--- WHAT IS BEING ASKED ---
Look below and pull out each line with the word "НОСА".

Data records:
════════
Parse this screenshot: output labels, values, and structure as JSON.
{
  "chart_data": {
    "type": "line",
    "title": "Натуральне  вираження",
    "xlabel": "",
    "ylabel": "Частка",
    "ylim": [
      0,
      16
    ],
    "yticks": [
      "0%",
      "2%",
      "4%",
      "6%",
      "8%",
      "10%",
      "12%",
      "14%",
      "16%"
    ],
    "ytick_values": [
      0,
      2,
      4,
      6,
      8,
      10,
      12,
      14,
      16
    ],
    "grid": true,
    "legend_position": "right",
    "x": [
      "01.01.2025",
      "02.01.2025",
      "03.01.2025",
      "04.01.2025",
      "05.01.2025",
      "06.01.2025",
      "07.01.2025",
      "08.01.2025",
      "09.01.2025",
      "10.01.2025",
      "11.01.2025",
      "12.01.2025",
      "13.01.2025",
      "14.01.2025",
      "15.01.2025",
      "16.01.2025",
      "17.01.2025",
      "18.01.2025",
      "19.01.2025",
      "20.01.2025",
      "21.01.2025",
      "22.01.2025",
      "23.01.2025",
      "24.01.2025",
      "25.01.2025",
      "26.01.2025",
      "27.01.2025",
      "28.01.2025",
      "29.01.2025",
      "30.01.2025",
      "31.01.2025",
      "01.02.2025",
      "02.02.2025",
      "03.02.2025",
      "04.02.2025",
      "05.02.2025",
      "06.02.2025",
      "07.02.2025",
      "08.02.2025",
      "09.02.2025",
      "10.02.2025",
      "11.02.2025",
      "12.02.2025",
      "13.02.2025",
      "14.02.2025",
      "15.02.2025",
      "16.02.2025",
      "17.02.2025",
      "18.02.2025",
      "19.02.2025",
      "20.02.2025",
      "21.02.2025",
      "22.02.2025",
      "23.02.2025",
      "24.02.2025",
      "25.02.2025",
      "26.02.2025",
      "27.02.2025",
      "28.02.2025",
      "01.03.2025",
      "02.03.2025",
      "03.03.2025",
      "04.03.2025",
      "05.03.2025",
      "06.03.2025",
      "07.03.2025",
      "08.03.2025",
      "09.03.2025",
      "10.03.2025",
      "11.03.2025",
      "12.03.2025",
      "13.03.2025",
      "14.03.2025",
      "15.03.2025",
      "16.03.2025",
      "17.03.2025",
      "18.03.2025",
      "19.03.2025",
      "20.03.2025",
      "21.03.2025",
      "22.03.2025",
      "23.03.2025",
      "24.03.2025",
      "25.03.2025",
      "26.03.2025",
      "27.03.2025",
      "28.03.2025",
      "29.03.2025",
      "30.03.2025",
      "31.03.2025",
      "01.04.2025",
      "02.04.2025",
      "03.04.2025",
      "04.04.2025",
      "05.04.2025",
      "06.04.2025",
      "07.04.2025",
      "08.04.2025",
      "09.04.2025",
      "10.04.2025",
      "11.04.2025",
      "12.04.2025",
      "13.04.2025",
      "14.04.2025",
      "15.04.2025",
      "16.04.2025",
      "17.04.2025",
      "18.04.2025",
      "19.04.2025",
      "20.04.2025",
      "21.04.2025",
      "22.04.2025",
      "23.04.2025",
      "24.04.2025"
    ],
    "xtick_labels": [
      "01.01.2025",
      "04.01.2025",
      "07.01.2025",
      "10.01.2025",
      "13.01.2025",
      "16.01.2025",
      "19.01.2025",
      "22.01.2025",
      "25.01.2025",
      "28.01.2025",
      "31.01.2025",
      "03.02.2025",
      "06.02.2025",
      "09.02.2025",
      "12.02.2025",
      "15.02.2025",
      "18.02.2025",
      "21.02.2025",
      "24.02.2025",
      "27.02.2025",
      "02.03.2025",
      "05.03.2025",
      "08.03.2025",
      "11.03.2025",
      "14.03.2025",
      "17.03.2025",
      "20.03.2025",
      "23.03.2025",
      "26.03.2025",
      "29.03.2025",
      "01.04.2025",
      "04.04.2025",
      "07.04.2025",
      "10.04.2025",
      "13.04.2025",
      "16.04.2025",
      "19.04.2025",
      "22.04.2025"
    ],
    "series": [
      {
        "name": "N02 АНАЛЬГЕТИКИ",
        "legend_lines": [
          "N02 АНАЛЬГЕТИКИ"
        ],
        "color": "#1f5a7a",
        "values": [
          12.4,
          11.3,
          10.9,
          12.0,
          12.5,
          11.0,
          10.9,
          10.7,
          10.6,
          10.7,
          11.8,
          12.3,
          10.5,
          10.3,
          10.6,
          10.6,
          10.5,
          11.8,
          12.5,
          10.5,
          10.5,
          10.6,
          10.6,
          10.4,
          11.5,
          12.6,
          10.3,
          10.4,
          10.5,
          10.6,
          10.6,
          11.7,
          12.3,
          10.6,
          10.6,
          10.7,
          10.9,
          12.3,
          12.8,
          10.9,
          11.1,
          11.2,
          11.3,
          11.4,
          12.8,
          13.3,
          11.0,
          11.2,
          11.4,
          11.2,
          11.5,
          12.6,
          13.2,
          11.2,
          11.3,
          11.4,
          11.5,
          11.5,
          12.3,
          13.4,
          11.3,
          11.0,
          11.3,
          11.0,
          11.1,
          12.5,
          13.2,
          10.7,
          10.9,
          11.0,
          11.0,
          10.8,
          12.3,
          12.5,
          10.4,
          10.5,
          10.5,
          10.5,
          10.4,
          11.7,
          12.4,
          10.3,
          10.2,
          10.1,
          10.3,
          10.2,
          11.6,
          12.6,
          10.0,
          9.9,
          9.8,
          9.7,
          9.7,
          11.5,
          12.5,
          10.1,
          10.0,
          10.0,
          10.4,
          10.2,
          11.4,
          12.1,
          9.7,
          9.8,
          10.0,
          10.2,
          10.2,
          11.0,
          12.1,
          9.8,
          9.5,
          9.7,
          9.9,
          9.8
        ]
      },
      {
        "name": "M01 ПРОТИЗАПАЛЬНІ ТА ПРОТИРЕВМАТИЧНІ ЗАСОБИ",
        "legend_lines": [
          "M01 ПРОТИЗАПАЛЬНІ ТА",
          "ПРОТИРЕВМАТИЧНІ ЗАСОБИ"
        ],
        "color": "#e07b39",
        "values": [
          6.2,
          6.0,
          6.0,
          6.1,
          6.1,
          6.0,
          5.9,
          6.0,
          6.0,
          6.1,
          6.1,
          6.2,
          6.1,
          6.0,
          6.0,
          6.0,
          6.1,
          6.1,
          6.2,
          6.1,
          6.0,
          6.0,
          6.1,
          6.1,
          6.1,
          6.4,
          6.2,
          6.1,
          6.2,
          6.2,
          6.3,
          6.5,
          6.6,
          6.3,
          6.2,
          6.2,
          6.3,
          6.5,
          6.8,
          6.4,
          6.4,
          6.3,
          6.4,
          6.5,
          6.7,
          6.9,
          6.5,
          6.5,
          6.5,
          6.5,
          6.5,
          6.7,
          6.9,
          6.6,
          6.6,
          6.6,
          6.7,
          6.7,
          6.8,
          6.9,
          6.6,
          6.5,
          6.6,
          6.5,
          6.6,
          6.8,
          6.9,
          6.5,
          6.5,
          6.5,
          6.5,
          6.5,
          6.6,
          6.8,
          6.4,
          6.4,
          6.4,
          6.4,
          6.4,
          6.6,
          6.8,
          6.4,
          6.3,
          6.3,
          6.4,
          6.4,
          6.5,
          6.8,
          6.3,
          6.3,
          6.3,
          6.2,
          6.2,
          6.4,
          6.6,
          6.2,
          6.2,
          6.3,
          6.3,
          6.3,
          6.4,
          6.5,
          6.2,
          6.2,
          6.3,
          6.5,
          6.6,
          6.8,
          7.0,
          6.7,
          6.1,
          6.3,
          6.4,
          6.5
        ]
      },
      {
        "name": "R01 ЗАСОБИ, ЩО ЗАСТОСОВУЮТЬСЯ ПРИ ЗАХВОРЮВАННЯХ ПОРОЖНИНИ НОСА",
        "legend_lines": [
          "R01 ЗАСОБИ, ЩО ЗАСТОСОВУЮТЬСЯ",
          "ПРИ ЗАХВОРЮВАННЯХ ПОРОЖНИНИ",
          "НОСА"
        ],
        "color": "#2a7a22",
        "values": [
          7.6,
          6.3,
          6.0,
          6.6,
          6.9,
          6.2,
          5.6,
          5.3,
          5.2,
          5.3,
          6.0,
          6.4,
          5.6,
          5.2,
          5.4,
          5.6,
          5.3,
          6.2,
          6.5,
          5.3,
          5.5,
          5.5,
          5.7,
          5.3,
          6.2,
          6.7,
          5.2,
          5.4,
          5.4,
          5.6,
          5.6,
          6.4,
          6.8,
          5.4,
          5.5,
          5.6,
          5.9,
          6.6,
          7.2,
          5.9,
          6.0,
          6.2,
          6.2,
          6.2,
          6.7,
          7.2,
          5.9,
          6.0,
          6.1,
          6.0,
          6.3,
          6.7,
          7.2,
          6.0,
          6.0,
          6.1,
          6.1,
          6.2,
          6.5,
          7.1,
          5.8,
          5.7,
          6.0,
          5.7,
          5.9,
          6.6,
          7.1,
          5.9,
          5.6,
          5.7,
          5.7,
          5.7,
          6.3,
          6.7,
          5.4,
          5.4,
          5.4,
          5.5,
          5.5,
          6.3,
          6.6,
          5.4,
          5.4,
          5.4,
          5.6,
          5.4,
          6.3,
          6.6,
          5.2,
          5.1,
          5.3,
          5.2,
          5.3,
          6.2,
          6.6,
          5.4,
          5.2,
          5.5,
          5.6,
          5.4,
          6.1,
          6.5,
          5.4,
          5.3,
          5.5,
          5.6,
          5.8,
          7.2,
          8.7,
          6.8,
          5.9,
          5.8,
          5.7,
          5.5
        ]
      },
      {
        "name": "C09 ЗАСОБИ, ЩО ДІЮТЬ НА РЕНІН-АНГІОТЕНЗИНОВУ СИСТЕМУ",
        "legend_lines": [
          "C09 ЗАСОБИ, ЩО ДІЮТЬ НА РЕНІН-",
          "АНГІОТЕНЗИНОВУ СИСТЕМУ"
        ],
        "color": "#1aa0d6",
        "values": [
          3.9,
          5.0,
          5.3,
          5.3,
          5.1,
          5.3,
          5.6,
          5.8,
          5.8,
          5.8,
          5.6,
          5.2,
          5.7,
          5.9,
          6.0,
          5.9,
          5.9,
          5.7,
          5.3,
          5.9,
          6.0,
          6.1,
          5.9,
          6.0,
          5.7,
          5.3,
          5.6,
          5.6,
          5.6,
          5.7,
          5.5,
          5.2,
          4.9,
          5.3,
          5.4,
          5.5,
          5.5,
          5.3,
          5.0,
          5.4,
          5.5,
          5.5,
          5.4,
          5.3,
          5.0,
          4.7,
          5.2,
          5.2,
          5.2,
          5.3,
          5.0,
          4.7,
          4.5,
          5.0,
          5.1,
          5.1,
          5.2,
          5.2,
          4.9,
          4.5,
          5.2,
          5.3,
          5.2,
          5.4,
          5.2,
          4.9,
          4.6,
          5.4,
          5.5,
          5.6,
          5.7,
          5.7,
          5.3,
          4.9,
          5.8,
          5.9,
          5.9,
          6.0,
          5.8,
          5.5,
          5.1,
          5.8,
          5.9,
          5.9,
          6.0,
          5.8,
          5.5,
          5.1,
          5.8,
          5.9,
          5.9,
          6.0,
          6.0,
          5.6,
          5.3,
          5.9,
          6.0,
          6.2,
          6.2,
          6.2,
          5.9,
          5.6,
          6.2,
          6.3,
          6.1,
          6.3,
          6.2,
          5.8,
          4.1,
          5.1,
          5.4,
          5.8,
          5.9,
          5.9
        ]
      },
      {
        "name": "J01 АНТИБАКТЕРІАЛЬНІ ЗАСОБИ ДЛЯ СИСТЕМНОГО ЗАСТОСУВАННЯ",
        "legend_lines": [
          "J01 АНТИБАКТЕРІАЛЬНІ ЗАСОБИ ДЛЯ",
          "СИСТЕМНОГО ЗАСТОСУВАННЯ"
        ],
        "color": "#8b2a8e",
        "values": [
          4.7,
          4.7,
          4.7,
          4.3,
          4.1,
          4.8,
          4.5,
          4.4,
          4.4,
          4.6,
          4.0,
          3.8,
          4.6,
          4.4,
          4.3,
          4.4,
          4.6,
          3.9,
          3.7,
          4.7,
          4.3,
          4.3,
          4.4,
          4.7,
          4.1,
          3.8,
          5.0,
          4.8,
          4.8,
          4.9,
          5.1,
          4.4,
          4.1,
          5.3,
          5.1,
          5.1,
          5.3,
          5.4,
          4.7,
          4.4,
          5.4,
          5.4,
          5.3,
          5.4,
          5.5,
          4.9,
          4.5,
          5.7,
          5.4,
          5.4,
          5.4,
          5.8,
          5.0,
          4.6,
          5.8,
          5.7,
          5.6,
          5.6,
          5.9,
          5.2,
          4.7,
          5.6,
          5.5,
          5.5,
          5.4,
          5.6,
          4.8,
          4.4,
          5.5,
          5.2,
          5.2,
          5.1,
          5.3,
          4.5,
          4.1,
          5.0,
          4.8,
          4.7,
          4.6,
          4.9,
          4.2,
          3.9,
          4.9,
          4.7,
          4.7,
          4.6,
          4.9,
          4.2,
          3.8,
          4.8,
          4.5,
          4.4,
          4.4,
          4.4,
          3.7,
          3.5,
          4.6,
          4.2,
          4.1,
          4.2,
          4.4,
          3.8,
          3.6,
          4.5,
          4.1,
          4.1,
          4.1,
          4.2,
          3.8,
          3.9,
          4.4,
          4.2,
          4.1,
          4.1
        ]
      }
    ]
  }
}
════════
--- TASK OUTPUT ---
        "name": "R01 ЗАСОБИ, ЩО ЗАСТОСОВУЮТЬСЯ ПРИ ЗАХВОРЮВАННЯХ ПОРОЖНИНИ НОСА",
          "НОСА"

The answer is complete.